◆ Instructions to follow ◆
Write out the full listing exactly as given, minus the images.

◆ Material provided ◆
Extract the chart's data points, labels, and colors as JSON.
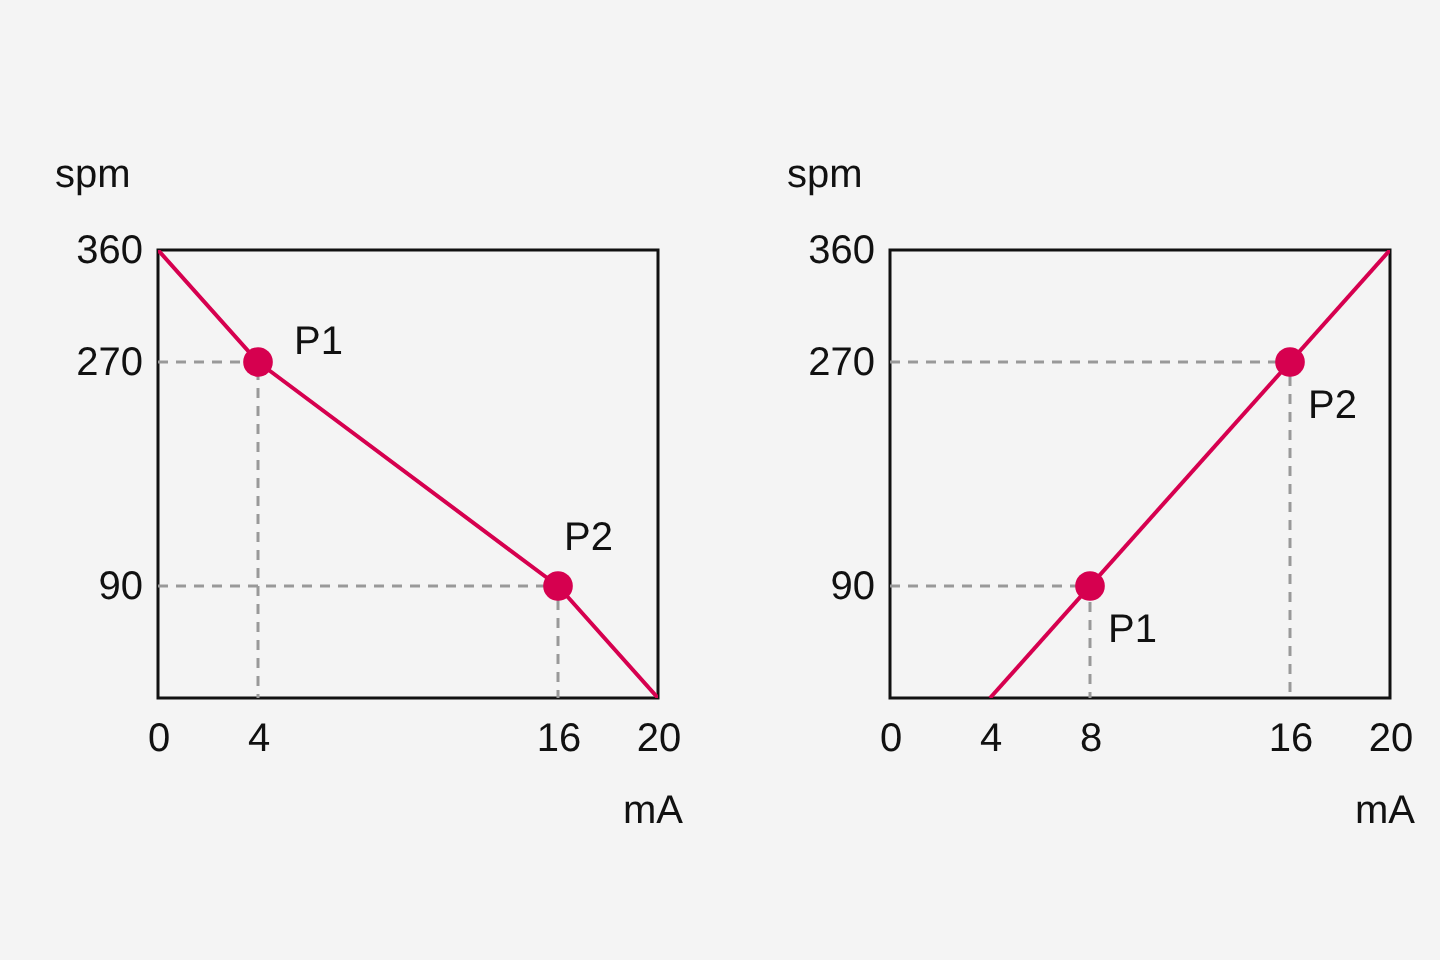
{
  "chart_data": [
    {
      "type": "line",
      "xlim": [
        0,
        20
      ],
      "ylim": [
        0,
        360
      ],
      "xticks": [
        0,
        4,
        16,
        20
      ],
      "yticks": [
        90,
        270,
        360
      ],
      "xlabel": "mA",
      "ylabel": "spm",
      "grid": false,
      "series": [
        {
          "type": "line",
          "color": "#999999",
          "line_style": "dashed",
          "x": [
            0,
            4,
            4
          ],
          "values": [
            270,
            270,
            0
          ]
        },
        {
          "type": "line",
          "color": "#999999",
          "line_style": "dashed",
          "x": [
            0,
            16,
            16
          ],
          "values": [
            90,
            90,
            0
          ]
        },
        {
          "color": "#d6004f",
          "line_style": "solid",
          "x": [
            0,
            4,
            16,
            20
          ],
          "values": [
            360,
            270,
            90,
            0
          ]
        },
        {
          "type": "scatter",
          "color": "#d6004f",
          "marker": "circle",
          "x": [
            4,
            16
          ],
          "values": [
            270,
            90
          ]
        }
      ],
      "annotations": [
        {
          "text": "P1",
          "x": 4,
          "y": 270
        },
        {
          "text": "P2",
          "x": 16,
          "y": 90
        }
      ]
    },
    {
      "type": "line",
      "xlim": [
        0,
        20
      ],
      "ylim": [
        0,
        360
      ],
      "xticks": [
        0,
        4,
        8,
        16,
        20
      ],
      "yticks": [
        90,
        270,
        360
      ],
      "xlabel": "mA",
      "ylabel": "spm",
      "grid": false,
      "series": [
        {
          "type": "line",
          "color": "#999999",
          "line_style": "dashed",
          "x": [
            0,
            8,
            8
          ],
          "values": [
            90,
            90,
            0
          ]
        },
        {
          "type": "line",
          "color": "#999999",
          "line_style": "dashed",
          "x": [
            0,
            16,
            16
          ],
          "values": [
            270,
            270,
            0
          ]
        },
        {
          "color": "#d6004f",
          "line_style": "solid",
          "x": [
            4,
            20
          ],
          "values": [
            0,
            360
          ]
        },
        {
          "type": "scatter",
          "color": "#d6004f",
          "marker": "circle",
          "x": [
            8,
            16
          ],
          "values": [
            90,
            270
          ]
        }
      ],
      "annotations": [
        {
          "text": "P1",
          "x": 8,
          "y": 90
        },
        {
          "text": "P2",
          "x": 16,
          "y": 270
        }
      ]
    }
  ]
}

◆ Written reply ◆
Extract the chart's data points, labels, and colors as JSON.
{
  "chart_data": [
    {
      "type": "line",
      "xlim": [
        0,
        20
      ],
      "ylim": [
        0,
        360
      ],
      "xticks": [
        0,
        4,
        16,
        20
      ],
      "yticks": [
        90,
        270,
        360
      ],
      "xlabel": "mA",
      "ylabel": "spm",
      "grid": false,
      "series": [
        {
          "type": "line",
          "color": "#999999",
          "line_style": "dashed",
          "x": [
            0,
            4,
            4
          ],
          "values": [
            270,
            270,
            0
          ]
        },
        {
          "type": "line",
          "color": "#999999",
          "line_style": "dashed",
          "x": [
            0,
            16,
            16
          ],
          "values": [
            90,
            90,
            0
          ]
        },
        {
          "color": "#d6004f",
          "line_style": "solid",
          "x": [
            0,
            4,
            16,
            20
          ],
          "values": [
            360,
            270,
            90,
            0
          ]
        },
        {
          "type": "scatter",
          "color": "#d6004f",
          "marker": "circle",
          "x": [
            4,
            16
          ],
          "values": [
            270,
            90
          ]
        }
      ],
      "annotations": [
        {
          "text": "P1",
          "x": 4,
          "y": 270
        },
        {
          "text": "P2",
          "x": 16,
          "y": 90
        }
      ]
    },
    {
      "type": "line",
      "xlim": [
        0,
        20
      ],
      "ylim": [
        0,
        360
      ],
      "xticks": [
        0,
        4,
        8,
        16,
        20
      ],
      "yticks": [
        90,
        270,
        360
      ],
      "xlabel": "mA",
      "ylabel": "spm",
      "grid": false,
      "series": [
        {
          "type": "line",
          "color": "#999999",
          "line_style": "dashed",
          "x": [
            0,
            8,
            8
          ],
          "values": [
            90,
            90,
            0
          ]
        },
        {
          "type": "line",
          "color": "#999999",
          "line_style": "dashed",
          "x": [
            0,
            16,
            16
          ],
          "values": [
            270,
            270,
            0
          ]
        },
        {
          "color": "#d6004f",
          "line_style": "solid",
          "x": [
            4,
            20
          ],
          "values": [
            0,
            360
          ]
        },
        {
          "type": "scatter",
          "color": "#d6004f",
          "marker": "circle",
          "x": [
            8,
            16
          ],
          "values": [
            90,
            270
          ]
        }
      ],
      "annotations": [
        {
          "text": "P1",
          "x": 8,
          "y": 90
        },
        {
          "text": "P2",
          "x": 16,
          "y": 270
        }
      ]
    }
  ]
}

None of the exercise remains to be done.